- [WHAT TO PRODUCE]:
Isolate every line in the records below with "first" in it.

- [RECORDS SUPPLIED]:

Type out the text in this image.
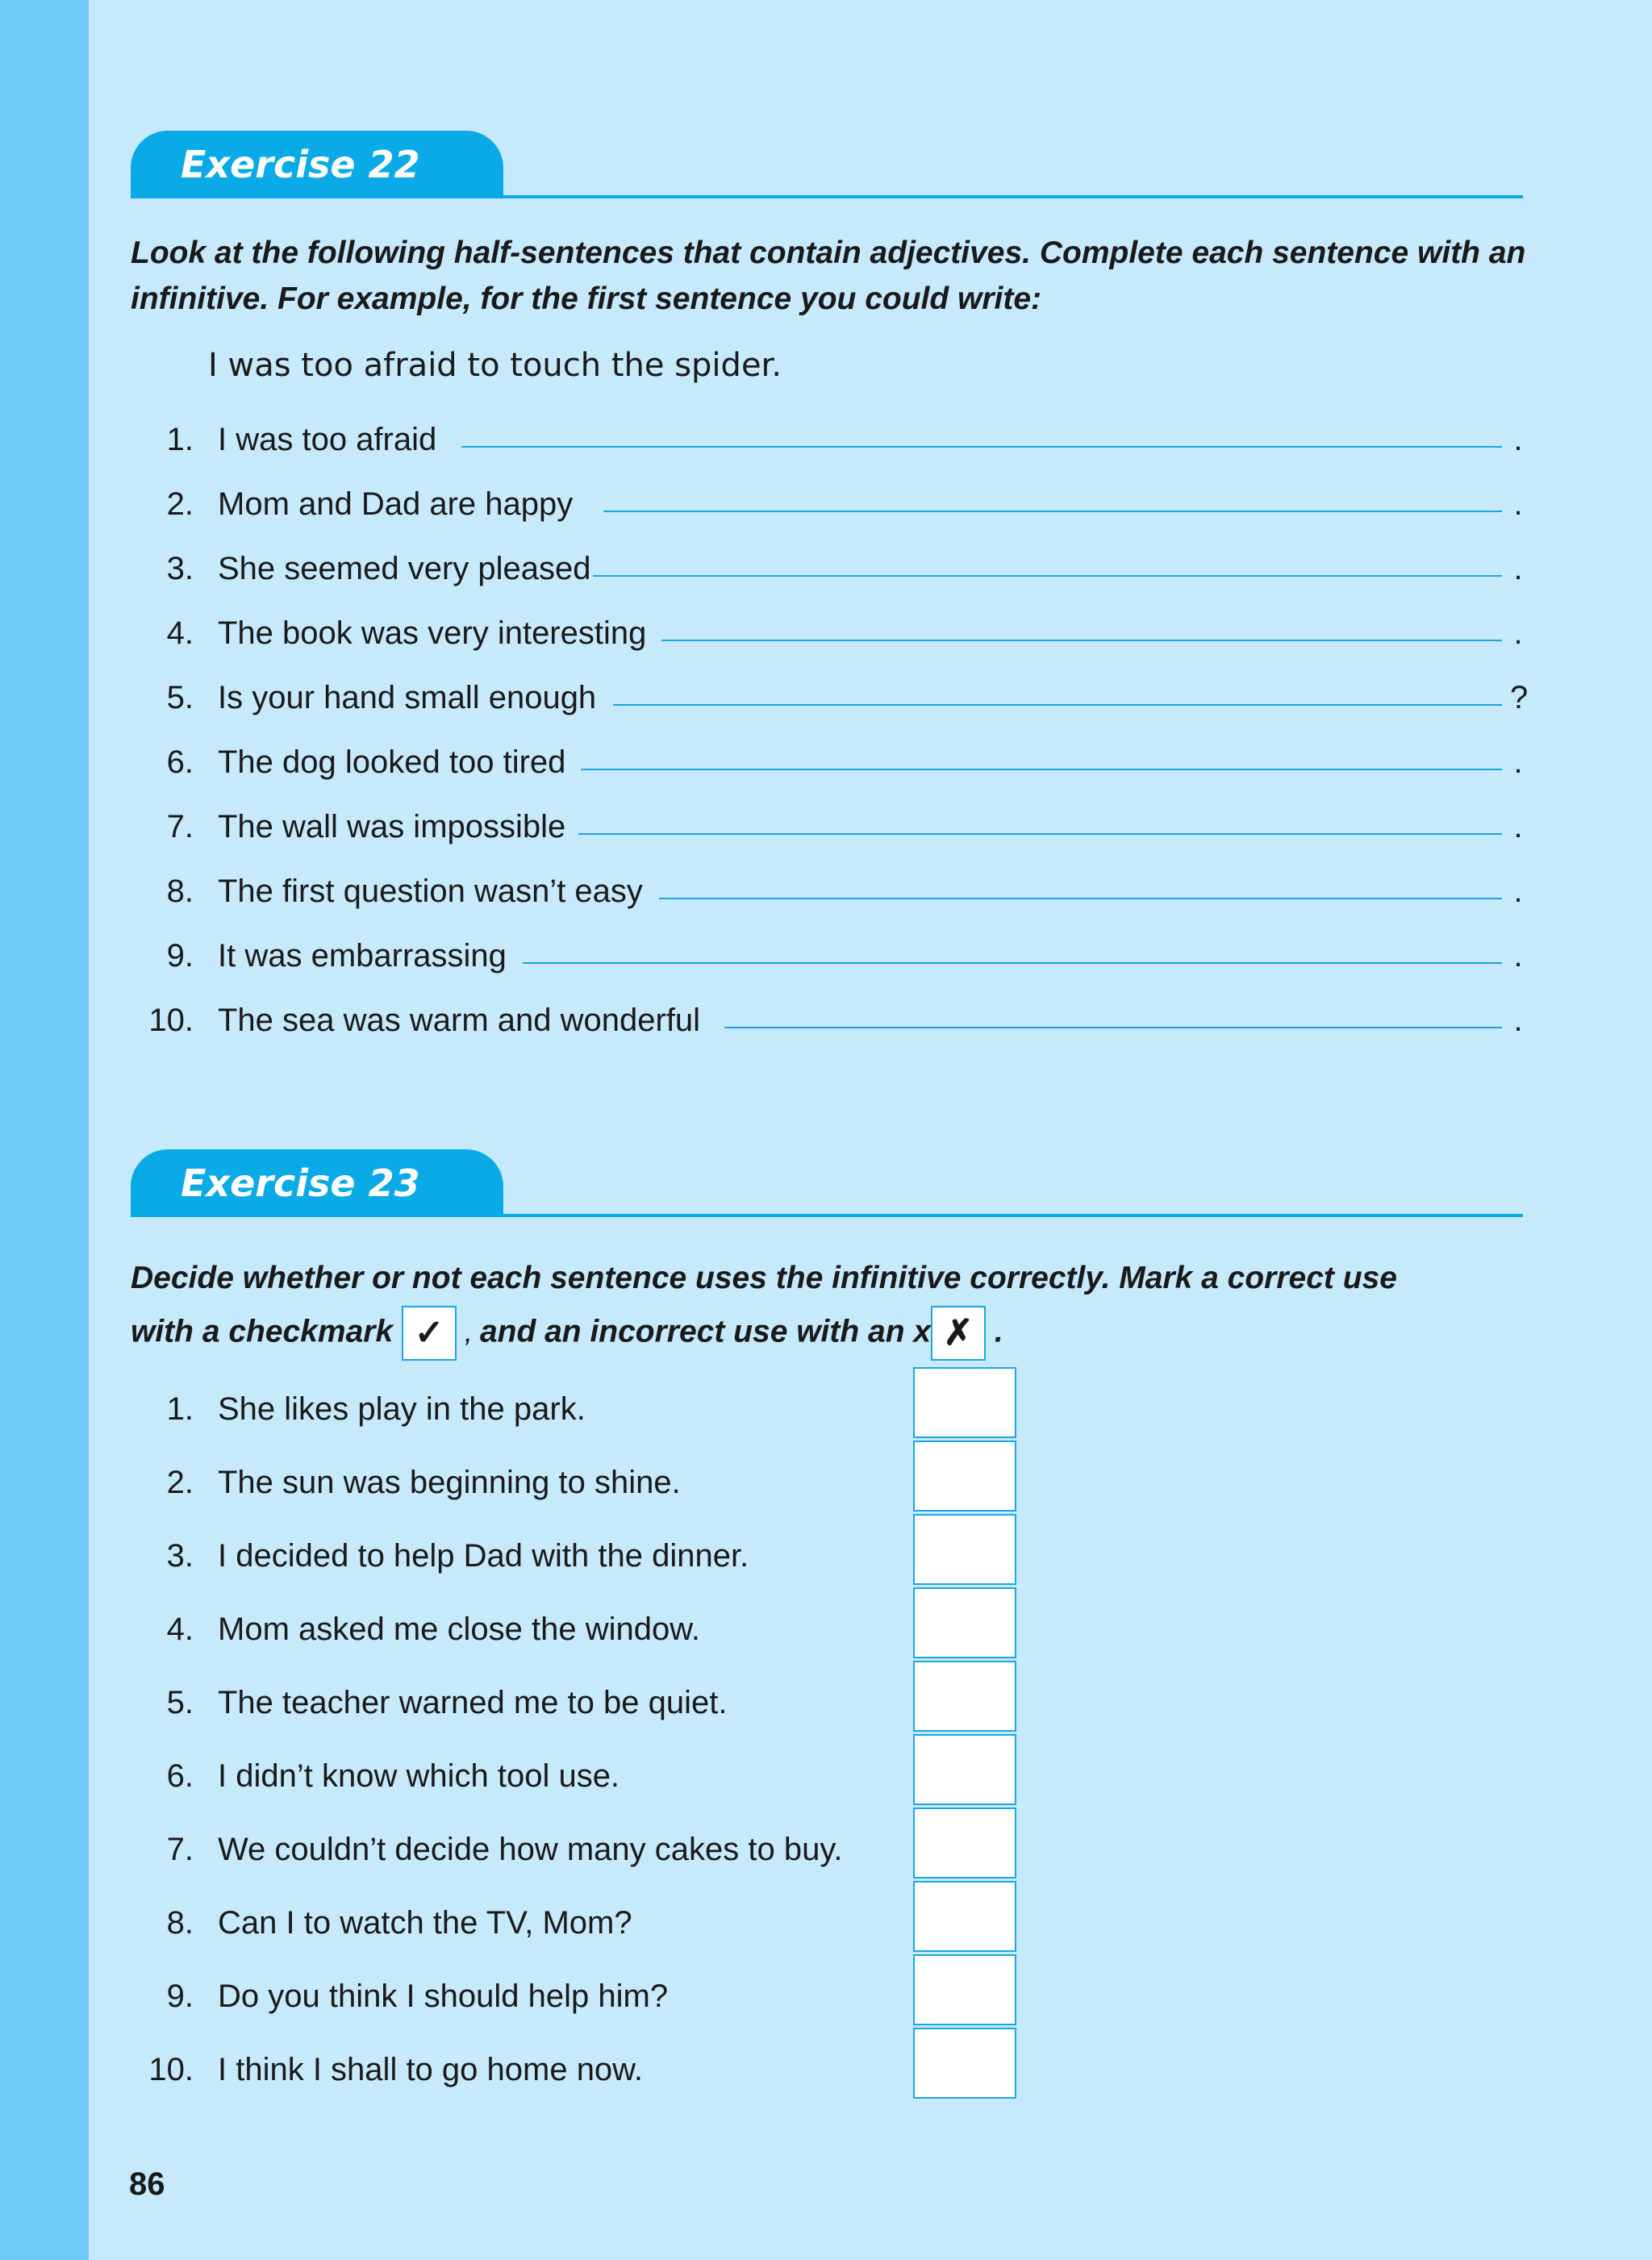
Exercise 22
Look at the following half-sentences that contain adjectives. Complete each sentence with an infinitive. For example, for the first sentence you could write:
I was too afraid to touch the spider.
1. I was too afraid	.
2. Mom and Dad are happy	.
3. She seemed very pleased	.
4. The book was very interesting	.
5. Is your hand small enough	?
6. The dog looked too tired	.
7. The wall was impossible	.
8. The first question wasn’t easy	.
9. It was embarrassing	.
10. The sea was warm and wonderful	.
Exercise 23
Decide whether or not each sentence uses the infinitive correctly. Mark a correct use
with a checkmark ✓ , and an incorrect use with an x ✗ .
1. She likes play in the park.
2. The sun was beginning to shine.
3. I decided to help Dad with the dinner.
4. Mom asked me close the window.
5. The teacher warned me to be quiet.
6. I didn’t know which tool use.
7. We couldn’t decide how many cakes to buy.
8. Can I to watch the TV, Mom?
9. Do you think I should help him?
10. I think I shall to go home now.
86
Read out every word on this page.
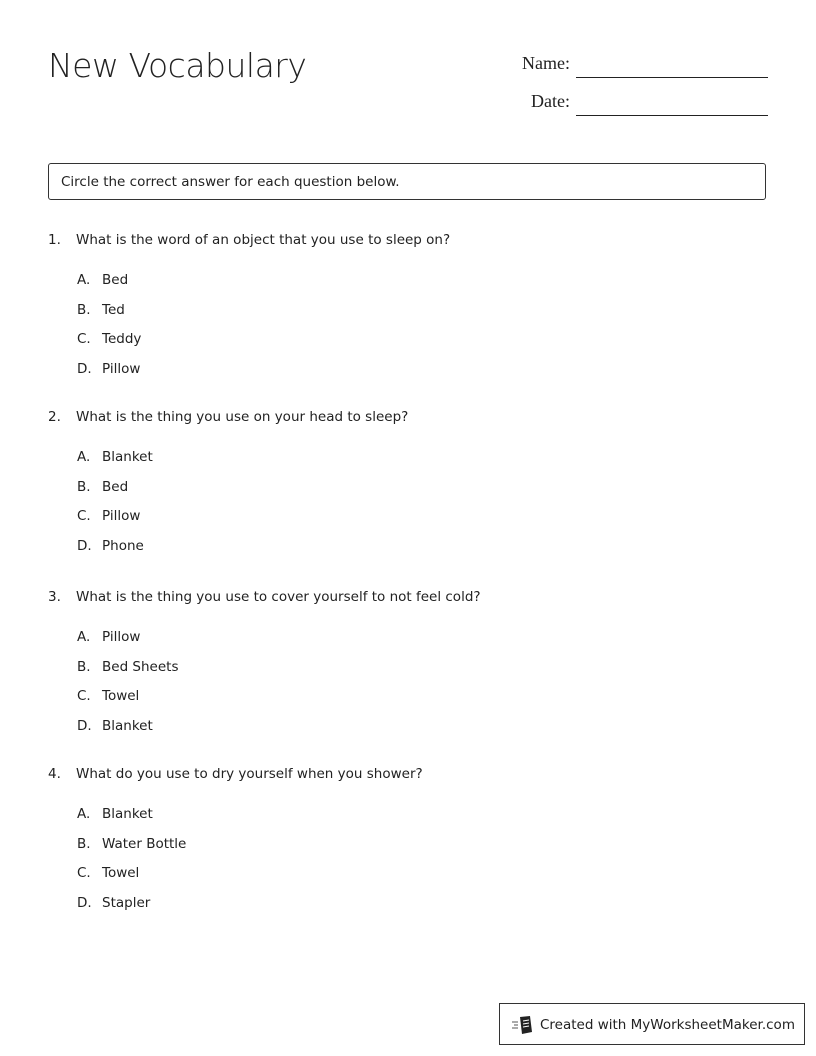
New Vocabulary	Name:
Date:
Circle the correct answer for each question below.
1.	What is the word of an object that you use to sleep on?
A. Bed
B. Ted
C. Teddy
D. Pillow
2.	What is the thing you use on your head to sleep?
A. Blanket
B. Bed
C. Pillow
D. Phone
3.	What is the thing you use to cover yourself to not feel cold?
A. Pillow
B. Bed Sheets
C. Towel
D. Blanket
4.	What do you use to dry yourself when you shower?
A. Blanket
B. Water Bottle
C. Towel
D. Stapler
Created with MyWorksheetMaker.com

- [EXERCISE RESULT]:
Look at the following half-sentences that contain adjectives. Complete each sentence with an infinitive. For example, for the first sentence you could write:
8. The first question wasn’t easy	.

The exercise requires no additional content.